Records about charts and figures
◆ ◆ ◆ ◆ ◆

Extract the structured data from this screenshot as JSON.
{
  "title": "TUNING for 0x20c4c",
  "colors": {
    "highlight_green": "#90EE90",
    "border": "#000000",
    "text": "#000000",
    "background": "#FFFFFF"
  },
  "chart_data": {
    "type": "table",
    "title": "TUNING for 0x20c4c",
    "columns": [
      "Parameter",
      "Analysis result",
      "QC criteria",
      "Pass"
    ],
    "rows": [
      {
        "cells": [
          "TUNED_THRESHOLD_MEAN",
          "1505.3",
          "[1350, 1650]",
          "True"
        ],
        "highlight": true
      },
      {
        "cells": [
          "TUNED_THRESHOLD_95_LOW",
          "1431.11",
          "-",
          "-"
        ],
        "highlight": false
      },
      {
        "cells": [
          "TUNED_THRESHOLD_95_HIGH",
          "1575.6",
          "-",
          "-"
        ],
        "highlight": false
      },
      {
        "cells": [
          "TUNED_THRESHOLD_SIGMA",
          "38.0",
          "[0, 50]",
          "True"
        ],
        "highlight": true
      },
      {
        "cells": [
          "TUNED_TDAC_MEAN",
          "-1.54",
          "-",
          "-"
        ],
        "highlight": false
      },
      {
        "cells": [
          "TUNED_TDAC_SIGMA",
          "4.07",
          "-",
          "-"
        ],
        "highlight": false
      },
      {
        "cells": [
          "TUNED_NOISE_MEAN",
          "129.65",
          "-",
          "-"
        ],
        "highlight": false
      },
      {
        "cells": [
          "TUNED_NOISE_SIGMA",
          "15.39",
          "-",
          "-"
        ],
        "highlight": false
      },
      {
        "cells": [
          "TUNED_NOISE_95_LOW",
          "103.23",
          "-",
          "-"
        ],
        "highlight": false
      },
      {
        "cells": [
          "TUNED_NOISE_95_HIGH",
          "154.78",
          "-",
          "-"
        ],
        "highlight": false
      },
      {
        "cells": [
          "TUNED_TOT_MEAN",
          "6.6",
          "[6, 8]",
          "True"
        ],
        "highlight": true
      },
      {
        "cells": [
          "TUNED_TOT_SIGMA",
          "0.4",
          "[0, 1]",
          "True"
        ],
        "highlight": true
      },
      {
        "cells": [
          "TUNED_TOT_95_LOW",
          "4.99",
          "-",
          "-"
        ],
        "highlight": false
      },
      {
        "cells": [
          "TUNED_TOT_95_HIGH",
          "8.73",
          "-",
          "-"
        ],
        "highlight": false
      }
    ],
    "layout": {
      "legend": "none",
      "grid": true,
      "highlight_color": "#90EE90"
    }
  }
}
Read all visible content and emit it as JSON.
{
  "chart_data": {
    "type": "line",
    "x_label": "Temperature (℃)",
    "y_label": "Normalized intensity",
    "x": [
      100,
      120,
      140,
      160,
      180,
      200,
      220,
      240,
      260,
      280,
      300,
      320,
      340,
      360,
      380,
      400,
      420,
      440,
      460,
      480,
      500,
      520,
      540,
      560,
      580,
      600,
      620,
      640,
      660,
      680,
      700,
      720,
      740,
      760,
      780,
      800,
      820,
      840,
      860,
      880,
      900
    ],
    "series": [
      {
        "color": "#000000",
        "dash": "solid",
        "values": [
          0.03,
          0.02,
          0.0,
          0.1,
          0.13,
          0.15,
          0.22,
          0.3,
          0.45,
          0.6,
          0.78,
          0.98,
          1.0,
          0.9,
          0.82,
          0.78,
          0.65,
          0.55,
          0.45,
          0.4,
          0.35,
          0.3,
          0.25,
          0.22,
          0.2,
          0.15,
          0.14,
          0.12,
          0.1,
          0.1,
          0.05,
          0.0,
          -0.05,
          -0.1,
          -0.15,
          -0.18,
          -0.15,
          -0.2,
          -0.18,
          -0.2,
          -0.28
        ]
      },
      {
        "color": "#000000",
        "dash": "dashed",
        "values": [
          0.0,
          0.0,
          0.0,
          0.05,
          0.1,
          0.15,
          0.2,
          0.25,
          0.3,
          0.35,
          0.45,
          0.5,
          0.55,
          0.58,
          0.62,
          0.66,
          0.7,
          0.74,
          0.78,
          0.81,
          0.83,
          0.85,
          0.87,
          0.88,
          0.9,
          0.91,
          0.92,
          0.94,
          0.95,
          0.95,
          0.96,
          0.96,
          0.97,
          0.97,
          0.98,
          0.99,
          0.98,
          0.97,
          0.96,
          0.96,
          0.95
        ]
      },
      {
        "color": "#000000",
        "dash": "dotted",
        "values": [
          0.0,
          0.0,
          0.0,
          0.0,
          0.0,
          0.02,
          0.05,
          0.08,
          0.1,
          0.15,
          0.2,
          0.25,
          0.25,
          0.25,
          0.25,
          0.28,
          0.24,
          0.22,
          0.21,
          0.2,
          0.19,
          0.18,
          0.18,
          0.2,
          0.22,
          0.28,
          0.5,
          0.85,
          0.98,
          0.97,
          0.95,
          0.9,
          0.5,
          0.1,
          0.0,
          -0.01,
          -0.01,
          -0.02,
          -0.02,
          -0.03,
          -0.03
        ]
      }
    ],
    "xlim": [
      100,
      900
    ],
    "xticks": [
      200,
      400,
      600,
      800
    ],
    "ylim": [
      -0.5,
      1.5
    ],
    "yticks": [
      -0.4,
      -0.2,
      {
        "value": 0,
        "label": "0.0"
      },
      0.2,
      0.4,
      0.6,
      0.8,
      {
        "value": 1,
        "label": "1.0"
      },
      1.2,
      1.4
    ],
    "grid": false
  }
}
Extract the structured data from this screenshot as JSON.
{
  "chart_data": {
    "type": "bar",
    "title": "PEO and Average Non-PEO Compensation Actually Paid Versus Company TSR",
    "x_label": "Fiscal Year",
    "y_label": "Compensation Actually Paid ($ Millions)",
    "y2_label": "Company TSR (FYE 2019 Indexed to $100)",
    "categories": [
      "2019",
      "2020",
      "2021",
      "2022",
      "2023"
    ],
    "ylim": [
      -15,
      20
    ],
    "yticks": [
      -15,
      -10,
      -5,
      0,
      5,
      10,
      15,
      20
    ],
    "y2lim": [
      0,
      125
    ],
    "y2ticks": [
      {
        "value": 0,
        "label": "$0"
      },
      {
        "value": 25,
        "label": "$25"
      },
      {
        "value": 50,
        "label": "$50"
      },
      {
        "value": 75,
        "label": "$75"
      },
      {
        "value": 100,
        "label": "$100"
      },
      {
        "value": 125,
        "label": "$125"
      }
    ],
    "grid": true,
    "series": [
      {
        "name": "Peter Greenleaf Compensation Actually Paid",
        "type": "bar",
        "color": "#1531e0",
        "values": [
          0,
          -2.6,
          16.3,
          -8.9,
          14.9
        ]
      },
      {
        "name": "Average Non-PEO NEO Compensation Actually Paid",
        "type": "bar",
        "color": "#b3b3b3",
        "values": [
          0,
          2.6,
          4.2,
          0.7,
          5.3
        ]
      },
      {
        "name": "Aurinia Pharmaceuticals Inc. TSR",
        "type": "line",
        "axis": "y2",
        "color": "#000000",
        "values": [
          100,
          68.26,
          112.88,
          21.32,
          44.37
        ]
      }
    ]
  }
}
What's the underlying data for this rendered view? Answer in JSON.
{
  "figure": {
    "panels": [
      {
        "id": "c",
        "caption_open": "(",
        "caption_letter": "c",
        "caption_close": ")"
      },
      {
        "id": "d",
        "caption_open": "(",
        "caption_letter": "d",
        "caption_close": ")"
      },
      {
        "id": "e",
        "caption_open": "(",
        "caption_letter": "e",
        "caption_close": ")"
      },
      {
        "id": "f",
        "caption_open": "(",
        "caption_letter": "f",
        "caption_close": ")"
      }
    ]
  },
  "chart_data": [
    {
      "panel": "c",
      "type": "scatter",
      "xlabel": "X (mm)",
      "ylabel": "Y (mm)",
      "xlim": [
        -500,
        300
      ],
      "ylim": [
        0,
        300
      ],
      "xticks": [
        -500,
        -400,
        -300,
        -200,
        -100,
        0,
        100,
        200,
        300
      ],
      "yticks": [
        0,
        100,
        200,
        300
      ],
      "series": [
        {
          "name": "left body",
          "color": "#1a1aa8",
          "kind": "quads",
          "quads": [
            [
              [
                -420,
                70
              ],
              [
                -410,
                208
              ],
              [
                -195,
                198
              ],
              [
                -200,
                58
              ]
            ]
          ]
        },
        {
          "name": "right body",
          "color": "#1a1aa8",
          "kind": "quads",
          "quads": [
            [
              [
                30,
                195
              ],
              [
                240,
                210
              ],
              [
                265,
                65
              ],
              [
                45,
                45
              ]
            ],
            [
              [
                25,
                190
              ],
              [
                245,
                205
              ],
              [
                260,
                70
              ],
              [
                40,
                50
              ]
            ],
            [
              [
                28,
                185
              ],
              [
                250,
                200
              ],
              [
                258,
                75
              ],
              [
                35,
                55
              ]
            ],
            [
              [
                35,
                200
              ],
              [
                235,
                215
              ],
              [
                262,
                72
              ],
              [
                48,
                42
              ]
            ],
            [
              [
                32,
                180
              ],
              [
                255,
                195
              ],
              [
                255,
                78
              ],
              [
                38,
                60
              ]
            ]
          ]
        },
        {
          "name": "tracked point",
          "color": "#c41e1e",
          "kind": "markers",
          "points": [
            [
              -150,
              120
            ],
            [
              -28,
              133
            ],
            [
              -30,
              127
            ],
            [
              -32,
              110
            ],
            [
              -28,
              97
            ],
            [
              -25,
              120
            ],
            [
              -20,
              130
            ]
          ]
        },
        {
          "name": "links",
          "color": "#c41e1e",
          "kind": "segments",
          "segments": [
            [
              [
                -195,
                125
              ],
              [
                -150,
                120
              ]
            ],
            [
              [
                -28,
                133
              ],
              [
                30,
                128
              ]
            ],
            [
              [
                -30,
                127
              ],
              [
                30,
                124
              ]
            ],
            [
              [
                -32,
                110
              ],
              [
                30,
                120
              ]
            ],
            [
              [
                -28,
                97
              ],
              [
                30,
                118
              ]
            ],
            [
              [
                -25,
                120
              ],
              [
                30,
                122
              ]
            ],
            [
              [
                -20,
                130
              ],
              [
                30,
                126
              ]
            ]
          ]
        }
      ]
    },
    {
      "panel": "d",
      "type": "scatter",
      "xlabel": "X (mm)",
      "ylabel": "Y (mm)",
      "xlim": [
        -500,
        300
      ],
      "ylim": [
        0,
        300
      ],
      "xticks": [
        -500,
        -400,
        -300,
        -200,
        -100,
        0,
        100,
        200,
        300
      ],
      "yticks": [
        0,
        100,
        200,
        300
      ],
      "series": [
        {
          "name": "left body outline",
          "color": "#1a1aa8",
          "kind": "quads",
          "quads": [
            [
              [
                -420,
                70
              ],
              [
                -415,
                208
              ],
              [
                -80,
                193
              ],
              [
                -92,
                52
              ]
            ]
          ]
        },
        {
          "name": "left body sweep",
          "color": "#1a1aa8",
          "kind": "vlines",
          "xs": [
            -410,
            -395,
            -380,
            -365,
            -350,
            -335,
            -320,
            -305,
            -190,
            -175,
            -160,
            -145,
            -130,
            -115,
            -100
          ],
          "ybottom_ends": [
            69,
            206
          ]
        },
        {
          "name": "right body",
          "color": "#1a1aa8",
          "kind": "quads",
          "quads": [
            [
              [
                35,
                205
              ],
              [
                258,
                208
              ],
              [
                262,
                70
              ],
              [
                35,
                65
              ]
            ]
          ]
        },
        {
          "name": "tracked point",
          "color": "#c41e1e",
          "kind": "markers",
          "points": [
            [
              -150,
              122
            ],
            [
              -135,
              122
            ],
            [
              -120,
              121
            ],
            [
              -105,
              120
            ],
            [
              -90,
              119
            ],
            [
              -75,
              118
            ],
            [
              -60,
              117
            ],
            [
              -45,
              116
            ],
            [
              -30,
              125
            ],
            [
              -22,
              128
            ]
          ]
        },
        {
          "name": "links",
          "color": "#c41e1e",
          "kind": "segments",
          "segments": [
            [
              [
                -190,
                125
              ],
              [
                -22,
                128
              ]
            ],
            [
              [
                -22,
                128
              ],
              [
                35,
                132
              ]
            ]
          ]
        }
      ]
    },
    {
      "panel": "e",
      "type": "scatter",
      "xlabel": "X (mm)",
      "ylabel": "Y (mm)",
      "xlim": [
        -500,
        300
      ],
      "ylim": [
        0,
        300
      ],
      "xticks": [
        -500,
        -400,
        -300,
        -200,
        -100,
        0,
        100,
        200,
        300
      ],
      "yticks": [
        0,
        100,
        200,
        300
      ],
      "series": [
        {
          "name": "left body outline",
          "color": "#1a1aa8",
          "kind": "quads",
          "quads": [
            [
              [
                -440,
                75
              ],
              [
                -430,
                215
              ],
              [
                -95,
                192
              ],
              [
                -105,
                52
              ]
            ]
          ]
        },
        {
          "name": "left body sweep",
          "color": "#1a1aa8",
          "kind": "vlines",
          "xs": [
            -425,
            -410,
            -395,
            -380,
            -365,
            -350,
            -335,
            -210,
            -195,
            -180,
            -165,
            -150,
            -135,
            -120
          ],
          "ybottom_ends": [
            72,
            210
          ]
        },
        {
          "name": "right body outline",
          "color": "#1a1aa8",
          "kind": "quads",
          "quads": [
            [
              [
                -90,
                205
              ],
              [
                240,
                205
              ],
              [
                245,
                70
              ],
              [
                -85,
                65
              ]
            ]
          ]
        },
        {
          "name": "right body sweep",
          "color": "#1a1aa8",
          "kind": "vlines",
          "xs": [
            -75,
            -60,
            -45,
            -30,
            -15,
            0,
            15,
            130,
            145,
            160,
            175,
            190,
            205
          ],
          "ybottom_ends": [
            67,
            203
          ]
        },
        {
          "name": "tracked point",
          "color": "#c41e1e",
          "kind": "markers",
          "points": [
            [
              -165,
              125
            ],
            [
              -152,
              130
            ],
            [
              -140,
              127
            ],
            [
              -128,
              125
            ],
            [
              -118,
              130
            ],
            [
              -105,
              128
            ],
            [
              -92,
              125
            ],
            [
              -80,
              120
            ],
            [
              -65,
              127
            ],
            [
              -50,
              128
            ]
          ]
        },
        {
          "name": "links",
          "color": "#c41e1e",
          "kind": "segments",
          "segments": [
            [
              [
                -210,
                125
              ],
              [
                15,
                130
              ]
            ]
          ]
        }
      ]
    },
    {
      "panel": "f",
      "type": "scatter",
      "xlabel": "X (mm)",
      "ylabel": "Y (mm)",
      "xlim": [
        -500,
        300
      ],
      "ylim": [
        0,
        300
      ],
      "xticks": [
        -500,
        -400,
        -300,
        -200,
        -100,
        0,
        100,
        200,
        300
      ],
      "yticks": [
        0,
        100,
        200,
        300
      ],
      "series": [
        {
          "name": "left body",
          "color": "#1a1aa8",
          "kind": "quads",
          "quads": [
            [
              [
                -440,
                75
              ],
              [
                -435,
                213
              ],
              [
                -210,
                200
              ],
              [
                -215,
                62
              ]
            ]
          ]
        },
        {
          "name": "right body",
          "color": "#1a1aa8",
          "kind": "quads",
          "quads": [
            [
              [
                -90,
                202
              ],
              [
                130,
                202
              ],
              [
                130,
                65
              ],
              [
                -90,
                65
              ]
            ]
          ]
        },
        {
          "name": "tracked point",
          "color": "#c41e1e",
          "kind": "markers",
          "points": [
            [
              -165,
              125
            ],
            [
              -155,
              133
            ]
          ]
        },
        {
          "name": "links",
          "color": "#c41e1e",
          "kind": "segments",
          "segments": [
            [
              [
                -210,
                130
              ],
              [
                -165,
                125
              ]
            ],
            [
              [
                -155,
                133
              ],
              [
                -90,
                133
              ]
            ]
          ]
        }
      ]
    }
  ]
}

◆ ◆ ◆ ◆ ◆

**WRITTEN PROBLEM:** In the entries above, count each line holding "Actually" and report the total and nothing more.

**RESPONSE TO THE EXERCISE:** 4